===== Records supplied =====

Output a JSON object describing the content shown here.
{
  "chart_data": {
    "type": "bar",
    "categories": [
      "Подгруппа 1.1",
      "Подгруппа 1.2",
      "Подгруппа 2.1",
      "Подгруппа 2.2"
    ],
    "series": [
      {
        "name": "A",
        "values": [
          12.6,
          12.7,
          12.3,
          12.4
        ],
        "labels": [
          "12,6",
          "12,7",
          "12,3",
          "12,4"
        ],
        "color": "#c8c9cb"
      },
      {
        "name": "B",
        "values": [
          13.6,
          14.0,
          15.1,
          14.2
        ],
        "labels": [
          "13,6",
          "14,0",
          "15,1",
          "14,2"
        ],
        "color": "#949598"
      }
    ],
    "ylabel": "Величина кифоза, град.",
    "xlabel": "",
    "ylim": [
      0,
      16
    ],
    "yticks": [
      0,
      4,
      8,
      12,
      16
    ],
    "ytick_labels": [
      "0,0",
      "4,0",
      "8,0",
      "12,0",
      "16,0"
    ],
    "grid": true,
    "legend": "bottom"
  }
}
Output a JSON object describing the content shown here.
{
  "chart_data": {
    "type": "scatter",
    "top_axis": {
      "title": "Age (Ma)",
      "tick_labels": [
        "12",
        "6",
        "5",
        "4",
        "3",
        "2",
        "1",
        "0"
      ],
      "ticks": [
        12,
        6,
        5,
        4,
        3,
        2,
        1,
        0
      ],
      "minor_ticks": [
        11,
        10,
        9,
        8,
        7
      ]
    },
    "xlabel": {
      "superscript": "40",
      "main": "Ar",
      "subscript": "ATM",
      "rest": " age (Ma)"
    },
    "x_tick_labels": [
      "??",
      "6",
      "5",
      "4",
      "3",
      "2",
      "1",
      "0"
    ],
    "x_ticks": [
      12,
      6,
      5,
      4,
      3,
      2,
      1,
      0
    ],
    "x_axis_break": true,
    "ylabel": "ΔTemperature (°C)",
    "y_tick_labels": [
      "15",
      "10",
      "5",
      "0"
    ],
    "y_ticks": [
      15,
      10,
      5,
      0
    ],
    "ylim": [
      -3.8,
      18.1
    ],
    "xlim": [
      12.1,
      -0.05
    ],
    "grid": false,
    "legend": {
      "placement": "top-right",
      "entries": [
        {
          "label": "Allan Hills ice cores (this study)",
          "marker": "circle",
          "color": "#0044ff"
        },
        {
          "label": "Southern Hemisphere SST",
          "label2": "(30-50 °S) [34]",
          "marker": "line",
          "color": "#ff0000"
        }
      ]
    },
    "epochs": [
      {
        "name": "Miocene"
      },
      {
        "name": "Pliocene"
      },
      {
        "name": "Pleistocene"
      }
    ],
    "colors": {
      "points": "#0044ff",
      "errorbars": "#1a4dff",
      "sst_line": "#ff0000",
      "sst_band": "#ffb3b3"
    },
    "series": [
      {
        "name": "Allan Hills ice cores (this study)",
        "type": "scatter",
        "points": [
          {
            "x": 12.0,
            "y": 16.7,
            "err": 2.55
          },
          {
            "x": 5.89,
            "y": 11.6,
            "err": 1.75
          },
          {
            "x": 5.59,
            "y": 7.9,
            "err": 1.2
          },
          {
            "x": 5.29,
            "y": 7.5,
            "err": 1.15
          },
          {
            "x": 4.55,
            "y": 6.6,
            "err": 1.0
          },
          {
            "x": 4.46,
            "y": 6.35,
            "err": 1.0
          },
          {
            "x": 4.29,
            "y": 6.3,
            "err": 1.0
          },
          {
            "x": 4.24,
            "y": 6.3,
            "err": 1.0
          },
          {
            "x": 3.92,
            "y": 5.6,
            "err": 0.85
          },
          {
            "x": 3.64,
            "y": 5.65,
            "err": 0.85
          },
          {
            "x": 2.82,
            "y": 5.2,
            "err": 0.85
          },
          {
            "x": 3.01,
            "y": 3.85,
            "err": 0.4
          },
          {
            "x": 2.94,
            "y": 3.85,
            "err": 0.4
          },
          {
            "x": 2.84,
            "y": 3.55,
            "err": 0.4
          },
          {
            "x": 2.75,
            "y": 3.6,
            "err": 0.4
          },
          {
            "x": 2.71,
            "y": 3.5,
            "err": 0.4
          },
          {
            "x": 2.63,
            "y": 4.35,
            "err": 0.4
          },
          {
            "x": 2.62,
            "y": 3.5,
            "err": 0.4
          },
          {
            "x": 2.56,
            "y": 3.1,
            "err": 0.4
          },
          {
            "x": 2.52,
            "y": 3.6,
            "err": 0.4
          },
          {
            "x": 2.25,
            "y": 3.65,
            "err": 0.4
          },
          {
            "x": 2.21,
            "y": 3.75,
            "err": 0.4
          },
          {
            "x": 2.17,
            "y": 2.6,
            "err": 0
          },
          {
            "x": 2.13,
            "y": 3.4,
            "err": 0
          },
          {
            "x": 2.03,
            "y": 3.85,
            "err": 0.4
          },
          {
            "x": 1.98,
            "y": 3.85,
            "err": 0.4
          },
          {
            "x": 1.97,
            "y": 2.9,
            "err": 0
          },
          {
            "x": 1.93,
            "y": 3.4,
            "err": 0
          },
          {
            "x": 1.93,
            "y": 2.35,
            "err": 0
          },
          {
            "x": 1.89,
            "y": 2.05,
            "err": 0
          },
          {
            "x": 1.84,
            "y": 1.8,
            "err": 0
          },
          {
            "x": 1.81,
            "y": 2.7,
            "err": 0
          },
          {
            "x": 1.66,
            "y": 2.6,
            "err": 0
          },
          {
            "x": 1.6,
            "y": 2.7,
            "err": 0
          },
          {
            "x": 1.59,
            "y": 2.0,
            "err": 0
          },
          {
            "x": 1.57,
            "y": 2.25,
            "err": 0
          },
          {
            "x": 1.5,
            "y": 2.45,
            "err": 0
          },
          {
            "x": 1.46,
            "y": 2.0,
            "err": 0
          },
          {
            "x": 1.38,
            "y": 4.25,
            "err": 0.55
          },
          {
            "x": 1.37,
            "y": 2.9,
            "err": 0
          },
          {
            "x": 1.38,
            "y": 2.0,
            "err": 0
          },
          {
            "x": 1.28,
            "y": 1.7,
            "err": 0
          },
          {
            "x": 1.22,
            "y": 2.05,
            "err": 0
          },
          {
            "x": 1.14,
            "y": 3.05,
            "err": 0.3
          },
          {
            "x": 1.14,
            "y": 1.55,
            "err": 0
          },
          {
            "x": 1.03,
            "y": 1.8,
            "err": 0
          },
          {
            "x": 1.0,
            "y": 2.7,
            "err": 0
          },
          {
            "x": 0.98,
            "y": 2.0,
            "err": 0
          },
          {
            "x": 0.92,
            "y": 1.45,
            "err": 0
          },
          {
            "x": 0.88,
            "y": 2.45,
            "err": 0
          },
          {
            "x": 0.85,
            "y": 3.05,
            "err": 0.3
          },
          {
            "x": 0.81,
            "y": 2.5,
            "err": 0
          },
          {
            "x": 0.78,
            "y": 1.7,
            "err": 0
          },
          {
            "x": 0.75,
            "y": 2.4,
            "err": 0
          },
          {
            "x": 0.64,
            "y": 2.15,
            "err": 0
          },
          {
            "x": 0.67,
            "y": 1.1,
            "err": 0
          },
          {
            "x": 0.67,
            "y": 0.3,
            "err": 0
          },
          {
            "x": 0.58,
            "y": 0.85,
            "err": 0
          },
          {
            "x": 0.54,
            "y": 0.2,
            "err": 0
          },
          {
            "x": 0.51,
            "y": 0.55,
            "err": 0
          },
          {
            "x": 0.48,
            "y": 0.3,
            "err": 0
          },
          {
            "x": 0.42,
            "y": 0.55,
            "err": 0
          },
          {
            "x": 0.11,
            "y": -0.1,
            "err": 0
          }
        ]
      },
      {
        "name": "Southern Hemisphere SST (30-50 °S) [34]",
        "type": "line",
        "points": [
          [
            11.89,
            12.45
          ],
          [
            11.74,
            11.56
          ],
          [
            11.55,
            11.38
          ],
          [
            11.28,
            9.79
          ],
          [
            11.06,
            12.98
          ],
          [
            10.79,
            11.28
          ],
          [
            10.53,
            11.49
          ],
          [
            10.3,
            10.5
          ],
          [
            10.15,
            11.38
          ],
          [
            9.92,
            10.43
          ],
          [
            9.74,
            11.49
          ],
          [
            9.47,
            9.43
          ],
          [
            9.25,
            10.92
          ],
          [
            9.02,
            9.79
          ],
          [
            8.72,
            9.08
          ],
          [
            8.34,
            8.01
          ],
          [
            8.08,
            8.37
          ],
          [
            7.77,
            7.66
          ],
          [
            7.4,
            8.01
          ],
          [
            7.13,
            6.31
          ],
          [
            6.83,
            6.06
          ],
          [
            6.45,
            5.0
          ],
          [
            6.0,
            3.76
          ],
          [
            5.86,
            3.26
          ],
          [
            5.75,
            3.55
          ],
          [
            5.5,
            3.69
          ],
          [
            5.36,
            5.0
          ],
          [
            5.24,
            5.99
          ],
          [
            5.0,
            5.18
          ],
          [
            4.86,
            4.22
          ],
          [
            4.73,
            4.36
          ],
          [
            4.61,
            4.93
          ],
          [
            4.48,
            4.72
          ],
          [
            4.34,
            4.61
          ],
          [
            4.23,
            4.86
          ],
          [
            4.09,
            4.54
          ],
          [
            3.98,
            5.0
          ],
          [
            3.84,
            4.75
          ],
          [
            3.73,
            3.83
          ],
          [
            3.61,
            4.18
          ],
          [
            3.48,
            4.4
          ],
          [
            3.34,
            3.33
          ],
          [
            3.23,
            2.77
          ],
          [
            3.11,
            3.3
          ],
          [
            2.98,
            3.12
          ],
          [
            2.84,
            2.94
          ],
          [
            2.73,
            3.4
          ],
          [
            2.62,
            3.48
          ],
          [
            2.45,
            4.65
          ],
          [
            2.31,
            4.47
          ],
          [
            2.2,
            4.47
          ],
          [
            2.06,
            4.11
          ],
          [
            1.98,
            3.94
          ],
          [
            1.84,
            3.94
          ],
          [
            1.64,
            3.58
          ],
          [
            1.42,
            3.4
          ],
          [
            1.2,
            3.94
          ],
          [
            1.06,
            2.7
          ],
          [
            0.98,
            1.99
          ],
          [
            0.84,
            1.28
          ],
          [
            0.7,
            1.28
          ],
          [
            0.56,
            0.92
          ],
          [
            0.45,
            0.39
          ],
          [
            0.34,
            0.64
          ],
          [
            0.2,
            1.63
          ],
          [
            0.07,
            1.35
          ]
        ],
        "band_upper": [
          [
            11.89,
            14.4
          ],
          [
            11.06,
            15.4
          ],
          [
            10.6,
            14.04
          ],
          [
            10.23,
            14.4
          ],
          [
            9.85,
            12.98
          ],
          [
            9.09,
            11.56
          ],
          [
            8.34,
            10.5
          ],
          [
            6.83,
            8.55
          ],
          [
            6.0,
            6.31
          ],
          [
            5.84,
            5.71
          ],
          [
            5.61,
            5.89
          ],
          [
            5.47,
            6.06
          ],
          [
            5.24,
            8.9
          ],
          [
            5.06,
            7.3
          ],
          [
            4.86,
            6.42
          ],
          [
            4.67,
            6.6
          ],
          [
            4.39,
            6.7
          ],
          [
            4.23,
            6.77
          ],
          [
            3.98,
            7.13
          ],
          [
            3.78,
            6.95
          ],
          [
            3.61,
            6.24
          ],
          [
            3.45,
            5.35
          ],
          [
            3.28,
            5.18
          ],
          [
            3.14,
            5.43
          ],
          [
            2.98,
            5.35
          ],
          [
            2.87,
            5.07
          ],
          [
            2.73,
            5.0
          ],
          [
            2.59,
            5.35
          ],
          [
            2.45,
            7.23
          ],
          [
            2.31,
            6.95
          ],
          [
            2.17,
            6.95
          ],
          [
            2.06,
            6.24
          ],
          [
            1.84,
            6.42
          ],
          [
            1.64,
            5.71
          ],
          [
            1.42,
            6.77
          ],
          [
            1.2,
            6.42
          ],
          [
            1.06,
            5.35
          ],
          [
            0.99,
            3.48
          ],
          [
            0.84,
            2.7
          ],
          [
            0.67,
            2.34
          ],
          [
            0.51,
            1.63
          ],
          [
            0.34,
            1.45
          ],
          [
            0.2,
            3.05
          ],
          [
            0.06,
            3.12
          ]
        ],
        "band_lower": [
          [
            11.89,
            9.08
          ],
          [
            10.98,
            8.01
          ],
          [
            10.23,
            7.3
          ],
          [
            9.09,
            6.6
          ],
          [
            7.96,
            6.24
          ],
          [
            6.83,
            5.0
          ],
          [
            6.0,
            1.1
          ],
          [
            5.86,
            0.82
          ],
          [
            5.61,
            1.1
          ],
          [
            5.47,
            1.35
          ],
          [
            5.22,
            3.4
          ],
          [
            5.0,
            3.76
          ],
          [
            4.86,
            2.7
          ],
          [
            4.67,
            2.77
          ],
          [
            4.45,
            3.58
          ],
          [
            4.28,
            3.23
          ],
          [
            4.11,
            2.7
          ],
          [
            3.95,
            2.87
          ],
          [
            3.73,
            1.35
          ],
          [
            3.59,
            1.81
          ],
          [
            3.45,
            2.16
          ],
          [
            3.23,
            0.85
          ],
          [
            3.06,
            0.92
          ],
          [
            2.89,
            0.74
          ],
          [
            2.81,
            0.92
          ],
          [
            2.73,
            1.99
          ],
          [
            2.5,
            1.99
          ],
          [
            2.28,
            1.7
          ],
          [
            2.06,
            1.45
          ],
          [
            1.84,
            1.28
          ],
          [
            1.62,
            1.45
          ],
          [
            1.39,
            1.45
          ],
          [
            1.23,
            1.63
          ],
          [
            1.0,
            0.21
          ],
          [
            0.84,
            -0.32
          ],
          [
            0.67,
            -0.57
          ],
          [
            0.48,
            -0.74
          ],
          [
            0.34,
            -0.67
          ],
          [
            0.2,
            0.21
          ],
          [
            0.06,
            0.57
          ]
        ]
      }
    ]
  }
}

=====

What is required
Show all lines from the data above in which the word "Подгруппа" appears.

Answer for this exercise
      "Подгруппа 1.1",
      "Подгруппа 1.2",
      "Подгруппа 2.1",
      "Подгруппа 2.2"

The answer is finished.